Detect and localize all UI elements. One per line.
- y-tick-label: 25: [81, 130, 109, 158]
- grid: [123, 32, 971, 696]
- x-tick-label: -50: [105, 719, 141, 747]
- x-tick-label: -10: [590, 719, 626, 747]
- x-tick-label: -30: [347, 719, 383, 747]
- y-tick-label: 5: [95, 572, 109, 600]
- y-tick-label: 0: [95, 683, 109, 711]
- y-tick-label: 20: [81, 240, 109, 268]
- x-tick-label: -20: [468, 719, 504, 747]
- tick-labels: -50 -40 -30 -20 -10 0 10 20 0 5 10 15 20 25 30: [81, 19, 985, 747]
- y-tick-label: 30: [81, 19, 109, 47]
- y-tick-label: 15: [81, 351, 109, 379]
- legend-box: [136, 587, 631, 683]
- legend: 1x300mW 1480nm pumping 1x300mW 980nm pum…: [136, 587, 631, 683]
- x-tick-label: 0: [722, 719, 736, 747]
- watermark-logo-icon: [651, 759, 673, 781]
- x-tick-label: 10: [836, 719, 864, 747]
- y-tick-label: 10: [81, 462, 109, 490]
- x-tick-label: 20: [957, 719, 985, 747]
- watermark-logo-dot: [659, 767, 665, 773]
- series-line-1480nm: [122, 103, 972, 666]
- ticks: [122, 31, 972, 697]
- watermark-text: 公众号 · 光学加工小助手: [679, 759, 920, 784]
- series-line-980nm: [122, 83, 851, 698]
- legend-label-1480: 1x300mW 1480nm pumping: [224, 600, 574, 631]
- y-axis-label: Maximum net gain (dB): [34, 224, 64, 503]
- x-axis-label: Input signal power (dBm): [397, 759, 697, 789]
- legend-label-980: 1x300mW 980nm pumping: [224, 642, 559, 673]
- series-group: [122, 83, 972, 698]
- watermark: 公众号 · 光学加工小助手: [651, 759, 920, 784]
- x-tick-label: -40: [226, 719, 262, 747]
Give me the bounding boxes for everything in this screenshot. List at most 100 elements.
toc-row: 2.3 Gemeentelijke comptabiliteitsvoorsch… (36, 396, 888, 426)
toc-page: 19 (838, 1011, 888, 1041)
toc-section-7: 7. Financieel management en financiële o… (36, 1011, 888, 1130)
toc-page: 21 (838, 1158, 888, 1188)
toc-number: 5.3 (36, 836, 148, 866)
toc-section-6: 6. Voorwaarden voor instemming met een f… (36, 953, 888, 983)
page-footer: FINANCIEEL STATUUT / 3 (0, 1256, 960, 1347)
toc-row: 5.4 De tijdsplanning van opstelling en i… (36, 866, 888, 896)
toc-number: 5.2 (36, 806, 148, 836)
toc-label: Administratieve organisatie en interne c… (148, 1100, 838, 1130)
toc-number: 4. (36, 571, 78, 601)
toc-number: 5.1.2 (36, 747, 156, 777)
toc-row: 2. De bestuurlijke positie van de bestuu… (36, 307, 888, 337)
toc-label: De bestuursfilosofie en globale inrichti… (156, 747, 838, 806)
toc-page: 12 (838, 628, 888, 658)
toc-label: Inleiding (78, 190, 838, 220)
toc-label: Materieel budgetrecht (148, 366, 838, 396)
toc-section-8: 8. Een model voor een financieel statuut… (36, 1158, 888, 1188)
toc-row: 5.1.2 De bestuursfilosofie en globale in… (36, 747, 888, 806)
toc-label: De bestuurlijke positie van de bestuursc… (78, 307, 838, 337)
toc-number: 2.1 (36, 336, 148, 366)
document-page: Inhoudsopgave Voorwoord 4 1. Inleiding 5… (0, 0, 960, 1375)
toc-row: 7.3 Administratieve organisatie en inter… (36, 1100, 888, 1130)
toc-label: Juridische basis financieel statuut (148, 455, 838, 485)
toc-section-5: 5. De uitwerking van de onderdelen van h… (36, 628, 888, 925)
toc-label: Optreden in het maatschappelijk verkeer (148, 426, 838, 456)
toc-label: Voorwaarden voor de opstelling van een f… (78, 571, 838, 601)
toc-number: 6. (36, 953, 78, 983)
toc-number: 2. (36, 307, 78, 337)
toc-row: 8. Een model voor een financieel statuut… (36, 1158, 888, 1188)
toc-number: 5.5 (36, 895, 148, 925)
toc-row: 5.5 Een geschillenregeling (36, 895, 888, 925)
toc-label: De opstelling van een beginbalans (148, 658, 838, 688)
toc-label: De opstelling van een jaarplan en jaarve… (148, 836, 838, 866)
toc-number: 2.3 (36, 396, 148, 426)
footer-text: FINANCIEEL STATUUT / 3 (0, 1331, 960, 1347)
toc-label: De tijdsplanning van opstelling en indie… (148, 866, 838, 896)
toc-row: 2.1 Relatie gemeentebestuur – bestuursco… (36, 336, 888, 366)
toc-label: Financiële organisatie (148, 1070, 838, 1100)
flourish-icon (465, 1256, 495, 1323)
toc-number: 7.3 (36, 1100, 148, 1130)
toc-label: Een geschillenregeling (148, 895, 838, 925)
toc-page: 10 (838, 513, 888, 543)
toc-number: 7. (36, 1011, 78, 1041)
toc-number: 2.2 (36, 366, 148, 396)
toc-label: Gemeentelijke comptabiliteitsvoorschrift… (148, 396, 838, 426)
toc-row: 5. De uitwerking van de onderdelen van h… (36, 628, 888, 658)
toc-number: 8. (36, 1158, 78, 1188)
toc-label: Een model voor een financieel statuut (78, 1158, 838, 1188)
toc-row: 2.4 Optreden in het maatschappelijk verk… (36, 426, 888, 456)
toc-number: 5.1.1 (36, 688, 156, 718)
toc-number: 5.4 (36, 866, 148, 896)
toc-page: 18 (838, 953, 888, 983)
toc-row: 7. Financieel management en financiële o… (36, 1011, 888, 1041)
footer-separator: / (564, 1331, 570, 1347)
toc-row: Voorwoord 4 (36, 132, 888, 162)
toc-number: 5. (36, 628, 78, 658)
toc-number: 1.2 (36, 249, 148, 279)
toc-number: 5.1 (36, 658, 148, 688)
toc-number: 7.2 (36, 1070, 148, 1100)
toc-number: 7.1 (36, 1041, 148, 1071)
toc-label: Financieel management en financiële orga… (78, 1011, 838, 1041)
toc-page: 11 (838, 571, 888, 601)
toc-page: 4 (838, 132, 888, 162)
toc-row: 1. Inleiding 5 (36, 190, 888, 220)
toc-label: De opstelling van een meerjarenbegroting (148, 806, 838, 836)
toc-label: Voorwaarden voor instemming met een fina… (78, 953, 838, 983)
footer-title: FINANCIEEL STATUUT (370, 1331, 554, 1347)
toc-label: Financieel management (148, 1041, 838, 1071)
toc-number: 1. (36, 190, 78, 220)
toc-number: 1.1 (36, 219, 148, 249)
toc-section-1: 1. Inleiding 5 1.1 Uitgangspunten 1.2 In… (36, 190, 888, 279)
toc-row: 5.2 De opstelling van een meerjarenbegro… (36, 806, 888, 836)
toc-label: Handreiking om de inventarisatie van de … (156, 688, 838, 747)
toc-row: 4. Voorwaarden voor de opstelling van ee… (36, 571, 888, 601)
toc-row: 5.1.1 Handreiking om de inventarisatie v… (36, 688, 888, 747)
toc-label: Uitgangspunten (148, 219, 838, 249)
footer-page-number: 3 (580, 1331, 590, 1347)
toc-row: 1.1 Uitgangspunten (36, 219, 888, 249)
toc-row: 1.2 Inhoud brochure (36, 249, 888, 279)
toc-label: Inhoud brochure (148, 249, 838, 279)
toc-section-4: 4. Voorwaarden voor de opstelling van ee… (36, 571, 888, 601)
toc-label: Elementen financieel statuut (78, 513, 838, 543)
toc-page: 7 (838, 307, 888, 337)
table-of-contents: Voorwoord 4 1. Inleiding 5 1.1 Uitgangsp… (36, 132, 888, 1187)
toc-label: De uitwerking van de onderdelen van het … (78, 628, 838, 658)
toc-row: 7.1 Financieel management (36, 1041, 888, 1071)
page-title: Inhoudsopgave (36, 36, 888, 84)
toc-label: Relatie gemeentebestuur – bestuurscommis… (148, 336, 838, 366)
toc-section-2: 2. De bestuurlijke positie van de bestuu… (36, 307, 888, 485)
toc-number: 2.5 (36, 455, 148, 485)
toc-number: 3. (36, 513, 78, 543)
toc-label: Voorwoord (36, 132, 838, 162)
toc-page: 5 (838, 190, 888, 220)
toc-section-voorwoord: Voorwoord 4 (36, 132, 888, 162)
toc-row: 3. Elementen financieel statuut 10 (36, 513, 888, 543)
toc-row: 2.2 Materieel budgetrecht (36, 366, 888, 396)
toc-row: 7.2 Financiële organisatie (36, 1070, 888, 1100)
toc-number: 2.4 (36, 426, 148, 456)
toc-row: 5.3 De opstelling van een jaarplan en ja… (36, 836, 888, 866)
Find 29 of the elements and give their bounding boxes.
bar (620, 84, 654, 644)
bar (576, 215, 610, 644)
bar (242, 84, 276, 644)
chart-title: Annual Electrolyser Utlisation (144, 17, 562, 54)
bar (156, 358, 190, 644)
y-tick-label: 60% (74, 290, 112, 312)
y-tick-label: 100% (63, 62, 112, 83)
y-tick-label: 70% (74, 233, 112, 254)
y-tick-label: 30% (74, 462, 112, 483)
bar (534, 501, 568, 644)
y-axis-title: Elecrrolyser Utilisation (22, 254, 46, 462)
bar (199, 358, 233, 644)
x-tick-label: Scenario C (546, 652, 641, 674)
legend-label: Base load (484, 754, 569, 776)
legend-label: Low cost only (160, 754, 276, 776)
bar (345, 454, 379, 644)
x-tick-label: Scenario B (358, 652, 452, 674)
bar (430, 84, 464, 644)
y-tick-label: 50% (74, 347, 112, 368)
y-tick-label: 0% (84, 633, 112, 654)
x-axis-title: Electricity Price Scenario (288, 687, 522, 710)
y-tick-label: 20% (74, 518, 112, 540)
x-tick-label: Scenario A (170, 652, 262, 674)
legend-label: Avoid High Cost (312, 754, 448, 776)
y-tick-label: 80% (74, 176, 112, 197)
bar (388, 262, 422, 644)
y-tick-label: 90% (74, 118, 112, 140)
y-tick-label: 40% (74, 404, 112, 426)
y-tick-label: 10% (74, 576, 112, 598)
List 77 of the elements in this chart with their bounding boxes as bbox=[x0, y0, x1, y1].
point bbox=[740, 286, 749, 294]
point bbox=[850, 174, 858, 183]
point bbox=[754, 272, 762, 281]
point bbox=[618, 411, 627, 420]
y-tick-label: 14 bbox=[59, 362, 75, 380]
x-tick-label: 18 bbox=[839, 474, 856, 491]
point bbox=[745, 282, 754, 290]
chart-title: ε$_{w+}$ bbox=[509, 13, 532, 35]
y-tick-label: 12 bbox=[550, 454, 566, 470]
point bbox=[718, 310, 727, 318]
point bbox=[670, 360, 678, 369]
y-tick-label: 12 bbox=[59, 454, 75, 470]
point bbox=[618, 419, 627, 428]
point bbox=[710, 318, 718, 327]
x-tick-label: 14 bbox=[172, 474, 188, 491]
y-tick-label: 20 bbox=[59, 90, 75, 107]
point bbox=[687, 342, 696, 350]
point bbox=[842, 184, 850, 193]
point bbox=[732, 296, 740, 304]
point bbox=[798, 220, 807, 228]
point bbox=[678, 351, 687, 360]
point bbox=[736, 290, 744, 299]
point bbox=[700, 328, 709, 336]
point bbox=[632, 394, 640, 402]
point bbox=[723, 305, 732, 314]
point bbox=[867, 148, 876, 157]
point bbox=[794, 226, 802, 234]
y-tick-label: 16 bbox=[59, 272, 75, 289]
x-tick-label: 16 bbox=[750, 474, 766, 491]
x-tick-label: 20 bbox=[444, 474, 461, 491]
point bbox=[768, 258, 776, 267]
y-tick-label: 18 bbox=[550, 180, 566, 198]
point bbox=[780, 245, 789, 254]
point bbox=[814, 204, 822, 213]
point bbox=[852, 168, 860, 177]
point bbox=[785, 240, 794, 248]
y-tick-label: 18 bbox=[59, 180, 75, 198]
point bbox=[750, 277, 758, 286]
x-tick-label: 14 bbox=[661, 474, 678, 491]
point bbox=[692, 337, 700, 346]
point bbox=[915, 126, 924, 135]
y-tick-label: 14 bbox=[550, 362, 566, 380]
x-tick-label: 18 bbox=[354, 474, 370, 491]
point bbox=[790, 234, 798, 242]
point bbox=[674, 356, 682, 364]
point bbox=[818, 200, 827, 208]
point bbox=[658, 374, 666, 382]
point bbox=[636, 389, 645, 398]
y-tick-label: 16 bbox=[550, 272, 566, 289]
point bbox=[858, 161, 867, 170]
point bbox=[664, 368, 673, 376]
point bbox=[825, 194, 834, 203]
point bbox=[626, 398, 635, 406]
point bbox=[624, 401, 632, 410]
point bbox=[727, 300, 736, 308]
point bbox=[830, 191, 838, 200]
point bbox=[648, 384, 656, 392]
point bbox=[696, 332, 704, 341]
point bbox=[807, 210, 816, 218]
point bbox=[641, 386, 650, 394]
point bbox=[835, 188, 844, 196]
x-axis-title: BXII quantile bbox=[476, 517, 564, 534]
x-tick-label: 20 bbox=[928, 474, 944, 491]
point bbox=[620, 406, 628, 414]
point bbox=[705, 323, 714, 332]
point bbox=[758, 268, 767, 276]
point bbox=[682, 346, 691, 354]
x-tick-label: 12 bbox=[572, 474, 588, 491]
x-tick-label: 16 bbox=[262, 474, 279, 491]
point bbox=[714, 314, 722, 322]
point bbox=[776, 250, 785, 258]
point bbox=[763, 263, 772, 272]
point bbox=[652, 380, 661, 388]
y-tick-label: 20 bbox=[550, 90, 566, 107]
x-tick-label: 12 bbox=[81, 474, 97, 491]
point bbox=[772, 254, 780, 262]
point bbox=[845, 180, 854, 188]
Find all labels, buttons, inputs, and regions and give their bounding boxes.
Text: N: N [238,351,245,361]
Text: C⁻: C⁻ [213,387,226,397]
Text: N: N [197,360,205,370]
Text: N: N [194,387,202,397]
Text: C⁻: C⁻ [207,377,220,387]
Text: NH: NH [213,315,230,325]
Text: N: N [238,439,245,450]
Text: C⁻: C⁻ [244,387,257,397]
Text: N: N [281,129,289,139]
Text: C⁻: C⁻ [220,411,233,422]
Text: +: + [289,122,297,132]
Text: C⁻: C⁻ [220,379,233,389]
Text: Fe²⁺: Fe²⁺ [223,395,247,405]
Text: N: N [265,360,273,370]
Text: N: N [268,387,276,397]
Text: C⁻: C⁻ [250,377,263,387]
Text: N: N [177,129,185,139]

═══

* PROBLEM DESCRIPTION
Starting at the first line of the listing and ending at the line containing "toc-row: 5.4 De", rewrite the lines with "pumping" replaced by "pump" everywhere it appears, leaving everything else unchanged.

* RESULT FOR THIS TASK
Detect and localize all UI elements. One per line.
- y-tick-label: 25: [81, 130, 109, 158]
- grid: [123, 32, 971, 696]
- x-tick-label: -50: [105, 719, 141, 747]
- x-tick-label: -10: [590, 719, 626, 747]
- x-tick-label: -30: [347, 719, 383, 747]
- y-tick-label: 5: [95, 572, 109, 600]
- y-tick-label: 0: [95, 683, 109, 711]
- y-tick-label: 20: [81, 240, 109, 268]
- x-tick-label: -20: [468, 719, 504, 747]
- tick-labels: -50 -40 -30 -20 -10 0 10 20 0 5 10 15 20 25 30: [81, 19, 985, 747]
- y-tick-label: 30: [81, 19, 109, 47]
- y-tick-label: 15: [81, 351, 109, 379]
- legend-box: [136, 587, 631, 683]
- legend: 1x300mW 1480nm pump 1x300mW 980nm pum…: [136, 587, 631, 683]
- x-tick-label: 0: [722, 719, 736, 747]
- watermark-logo-icon: [651, 759, 673, 781]
- x-tick-label: 10: [836, 719, 864, 747]
- y-tick-label: 10: [81, 462, 109, 490]
- x-tick-label: 20: [957, 719, 985, 747]
- watermark-logo-dot: [659, 767, 665, 773]
- series-line-1480nm: [122, 103, 972, 666]
- ticks: [122, 31, 972, 697]
- watermark-text: 公众号 · 光学加工小助手: [679, 759, 920, 784]
- series-line-980nm: [122, 83, 851, 698]
- legend-label-1480: 1x300mW 1480nm pump: [224, 600, 574, 631]
- y-axis-label: Maximum net gain (dB): [34, 224, 64, 503]
- x-axis-label: Input signal power (dBm): [397, 759, 697, 789]
- legend-label-980: 1x300mW 980nm pump: [224, 642, 559, 673]
- series-group: [122, 83, 972, 698]
- watermark: 公众号 · 光学加工小助手: [651, 759, 920, 784]
- x-tick-label: -40: [226, 719, 262, 747]
Give me the bounding boxes for everything in this screenshot. List at most 100 elements.
toc-row: 2.3 Gemeentelijke comptabiliteitsvoorsch… (36, 396, 888, 426)
toc-page: 19 (838, 1011, 888, 1041)
toc-section-7: 7. Financieel management en financiële o… (36, 1011, 888, 1130)
toc-page: 21 (838, 1158, 888, 1188)
toc-number: 5.3 (36, 836, 148, 866)
toc-section-6: 6. Voorwaarden voor instemming met een f… (36, 953, 888, 983)
page-footer: FINANCIEEL STATUUT / 3 (0, 1256, 960, 1347)
toc-row: 5.4 De tijdsplanning van opstelling en i… (36, 866, 888, 896)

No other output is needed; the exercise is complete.